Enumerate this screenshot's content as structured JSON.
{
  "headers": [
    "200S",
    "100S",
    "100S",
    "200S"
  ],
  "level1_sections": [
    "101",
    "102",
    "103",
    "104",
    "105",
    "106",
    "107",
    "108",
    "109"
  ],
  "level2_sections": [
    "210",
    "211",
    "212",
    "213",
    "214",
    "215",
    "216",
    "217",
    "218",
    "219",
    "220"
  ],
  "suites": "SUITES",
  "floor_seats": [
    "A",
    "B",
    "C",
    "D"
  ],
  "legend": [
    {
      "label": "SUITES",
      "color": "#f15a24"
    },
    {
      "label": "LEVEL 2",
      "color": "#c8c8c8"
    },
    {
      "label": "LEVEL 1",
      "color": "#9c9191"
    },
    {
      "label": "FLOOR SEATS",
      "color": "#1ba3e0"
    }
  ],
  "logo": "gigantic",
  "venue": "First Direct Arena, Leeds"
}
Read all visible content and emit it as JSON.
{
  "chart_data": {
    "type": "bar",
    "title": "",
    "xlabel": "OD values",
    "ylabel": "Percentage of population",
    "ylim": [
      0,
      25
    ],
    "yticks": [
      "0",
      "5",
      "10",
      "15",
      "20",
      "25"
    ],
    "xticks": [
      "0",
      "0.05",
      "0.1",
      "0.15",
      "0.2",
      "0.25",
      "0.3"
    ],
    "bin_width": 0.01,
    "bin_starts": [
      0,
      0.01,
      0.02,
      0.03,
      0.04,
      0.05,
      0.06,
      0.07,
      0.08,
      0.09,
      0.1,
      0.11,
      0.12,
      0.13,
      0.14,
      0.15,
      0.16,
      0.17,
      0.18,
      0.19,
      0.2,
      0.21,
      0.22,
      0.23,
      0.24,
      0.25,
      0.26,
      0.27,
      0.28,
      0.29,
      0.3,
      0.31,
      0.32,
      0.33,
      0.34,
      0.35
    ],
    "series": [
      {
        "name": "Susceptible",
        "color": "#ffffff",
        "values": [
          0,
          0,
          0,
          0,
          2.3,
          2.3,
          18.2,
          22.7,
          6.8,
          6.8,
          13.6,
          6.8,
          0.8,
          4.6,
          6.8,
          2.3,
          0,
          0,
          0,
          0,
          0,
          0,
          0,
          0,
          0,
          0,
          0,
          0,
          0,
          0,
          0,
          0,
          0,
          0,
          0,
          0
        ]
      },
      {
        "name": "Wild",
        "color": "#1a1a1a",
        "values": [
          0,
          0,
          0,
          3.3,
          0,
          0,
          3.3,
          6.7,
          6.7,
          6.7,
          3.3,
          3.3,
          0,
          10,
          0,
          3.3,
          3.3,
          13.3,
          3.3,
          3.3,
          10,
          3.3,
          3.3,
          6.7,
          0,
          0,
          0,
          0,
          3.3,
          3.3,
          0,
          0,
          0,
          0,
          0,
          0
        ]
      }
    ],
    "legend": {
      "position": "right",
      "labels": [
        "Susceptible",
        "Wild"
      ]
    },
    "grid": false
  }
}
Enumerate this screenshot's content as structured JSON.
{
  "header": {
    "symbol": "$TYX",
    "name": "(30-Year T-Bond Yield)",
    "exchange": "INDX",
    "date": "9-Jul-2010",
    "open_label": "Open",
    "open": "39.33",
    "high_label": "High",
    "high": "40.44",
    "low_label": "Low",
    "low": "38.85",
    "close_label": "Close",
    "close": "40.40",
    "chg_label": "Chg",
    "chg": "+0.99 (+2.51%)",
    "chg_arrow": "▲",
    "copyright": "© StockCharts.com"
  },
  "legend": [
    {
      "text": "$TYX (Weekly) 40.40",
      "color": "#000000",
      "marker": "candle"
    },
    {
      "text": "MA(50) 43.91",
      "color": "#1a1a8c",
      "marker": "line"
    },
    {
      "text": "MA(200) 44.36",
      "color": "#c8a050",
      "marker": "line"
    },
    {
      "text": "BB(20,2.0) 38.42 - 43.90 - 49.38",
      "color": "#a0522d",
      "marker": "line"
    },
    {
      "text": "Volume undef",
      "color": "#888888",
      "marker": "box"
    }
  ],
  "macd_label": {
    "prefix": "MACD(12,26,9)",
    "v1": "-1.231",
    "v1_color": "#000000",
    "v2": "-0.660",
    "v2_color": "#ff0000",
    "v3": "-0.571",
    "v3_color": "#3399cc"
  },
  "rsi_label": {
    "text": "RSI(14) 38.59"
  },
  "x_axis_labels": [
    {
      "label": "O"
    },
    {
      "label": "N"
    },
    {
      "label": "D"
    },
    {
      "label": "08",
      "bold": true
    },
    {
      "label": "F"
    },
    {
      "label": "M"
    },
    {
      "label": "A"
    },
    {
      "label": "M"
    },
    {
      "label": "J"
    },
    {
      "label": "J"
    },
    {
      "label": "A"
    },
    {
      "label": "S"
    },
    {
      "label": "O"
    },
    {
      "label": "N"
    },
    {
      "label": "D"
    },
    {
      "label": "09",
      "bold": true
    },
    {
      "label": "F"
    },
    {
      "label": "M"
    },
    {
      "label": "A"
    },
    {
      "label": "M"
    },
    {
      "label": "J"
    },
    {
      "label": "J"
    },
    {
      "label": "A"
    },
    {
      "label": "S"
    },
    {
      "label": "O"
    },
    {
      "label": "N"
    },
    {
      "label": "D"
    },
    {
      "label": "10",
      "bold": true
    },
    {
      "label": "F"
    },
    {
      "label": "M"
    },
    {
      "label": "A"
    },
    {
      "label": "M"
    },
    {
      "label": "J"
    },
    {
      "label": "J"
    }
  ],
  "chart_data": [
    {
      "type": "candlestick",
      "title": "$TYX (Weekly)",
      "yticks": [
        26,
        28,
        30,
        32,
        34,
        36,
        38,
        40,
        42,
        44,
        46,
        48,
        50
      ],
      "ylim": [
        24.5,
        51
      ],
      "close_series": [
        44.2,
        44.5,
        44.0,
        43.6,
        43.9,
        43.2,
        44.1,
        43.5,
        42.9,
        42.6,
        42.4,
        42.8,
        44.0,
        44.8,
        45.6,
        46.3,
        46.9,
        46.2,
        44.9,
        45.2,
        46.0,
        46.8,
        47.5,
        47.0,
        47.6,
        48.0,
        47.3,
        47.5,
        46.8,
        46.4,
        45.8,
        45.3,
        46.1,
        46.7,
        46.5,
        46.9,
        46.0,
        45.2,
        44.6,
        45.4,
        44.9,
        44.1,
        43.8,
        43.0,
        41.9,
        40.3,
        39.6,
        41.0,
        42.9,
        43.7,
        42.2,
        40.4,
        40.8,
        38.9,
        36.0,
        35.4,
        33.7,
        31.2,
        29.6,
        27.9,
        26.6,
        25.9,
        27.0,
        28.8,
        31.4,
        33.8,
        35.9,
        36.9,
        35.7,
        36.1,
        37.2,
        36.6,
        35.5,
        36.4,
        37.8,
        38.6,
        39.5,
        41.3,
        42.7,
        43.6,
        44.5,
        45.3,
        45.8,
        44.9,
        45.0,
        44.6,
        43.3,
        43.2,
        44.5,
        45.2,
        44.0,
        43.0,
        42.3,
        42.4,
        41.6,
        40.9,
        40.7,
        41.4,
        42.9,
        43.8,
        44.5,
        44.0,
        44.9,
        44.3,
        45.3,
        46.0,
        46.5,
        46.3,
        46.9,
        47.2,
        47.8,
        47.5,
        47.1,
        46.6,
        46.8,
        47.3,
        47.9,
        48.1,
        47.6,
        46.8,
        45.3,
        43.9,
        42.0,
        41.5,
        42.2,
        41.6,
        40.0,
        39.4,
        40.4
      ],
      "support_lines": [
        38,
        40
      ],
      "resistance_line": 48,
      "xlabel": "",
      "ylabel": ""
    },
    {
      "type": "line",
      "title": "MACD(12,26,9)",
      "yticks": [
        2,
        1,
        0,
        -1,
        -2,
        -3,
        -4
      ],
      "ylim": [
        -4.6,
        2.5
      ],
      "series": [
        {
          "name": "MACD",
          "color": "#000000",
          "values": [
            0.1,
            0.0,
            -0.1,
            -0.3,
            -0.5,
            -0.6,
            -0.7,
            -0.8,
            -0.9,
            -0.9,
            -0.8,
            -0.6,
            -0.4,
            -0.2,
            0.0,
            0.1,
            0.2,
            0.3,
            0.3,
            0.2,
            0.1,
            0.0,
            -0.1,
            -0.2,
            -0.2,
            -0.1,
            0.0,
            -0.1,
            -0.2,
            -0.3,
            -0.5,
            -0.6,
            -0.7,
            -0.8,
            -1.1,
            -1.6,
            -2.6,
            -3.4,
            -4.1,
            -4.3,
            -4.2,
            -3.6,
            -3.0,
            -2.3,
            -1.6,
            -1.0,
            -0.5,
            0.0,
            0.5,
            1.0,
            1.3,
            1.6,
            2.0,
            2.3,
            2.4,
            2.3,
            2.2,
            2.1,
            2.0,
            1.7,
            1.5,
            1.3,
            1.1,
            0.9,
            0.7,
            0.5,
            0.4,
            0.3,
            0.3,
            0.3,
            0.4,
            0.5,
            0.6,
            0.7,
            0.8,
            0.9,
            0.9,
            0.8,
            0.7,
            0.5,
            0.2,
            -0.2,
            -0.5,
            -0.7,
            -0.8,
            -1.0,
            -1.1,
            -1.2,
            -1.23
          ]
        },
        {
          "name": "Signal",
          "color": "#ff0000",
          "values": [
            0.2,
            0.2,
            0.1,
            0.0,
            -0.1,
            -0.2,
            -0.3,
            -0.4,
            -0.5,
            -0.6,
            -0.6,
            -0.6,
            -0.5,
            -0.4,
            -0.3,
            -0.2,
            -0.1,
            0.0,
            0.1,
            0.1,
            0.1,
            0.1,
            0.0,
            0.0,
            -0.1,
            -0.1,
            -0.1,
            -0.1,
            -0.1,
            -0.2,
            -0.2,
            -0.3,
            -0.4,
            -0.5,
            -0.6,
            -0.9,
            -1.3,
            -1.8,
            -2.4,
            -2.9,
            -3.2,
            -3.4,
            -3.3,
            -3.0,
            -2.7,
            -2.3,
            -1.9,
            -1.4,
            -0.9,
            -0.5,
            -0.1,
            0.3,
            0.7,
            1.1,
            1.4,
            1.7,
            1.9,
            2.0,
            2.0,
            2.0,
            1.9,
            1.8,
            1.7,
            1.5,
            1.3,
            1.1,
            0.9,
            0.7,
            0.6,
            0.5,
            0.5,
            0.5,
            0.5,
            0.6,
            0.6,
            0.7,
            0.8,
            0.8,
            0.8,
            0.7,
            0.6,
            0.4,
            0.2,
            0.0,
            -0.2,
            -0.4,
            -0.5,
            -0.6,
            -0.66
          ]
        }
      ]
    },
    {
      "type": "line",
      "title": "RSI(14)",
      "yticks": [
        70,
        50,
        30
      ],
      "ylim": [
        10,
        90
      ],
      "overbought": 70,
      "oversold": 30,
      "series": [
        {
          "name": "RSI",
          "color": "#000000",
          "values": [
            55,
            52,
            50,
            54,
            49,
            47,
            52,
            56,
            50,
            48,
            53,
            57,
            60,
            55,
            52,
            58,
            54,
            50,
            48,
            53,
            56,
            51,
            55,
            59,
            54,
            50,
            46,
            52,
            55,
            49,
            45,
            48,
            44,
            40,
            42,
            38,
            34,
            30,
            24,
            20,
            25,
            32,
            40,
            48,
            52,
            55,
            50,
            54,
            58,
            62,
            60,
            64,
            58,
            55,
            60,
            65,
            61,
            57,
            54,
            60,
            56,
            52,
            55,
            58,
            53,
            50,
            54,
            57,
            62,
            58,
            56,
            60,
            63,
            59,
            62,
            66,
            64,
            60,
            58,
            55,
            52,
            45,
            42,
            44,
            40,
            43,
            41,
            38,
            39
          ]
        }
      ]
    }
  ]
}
★ ★ ★ ★ ★ ★ ★
## TASK TO CARRY OUT
Look for the word "title" in every line of the listing and copy the lines that have it.

## CORRECT RESULT
    "title": "",
      "title": "$TYX (Weekly)",
      "title": "MACD(12,26,9)",
      "title": "RSI(14)",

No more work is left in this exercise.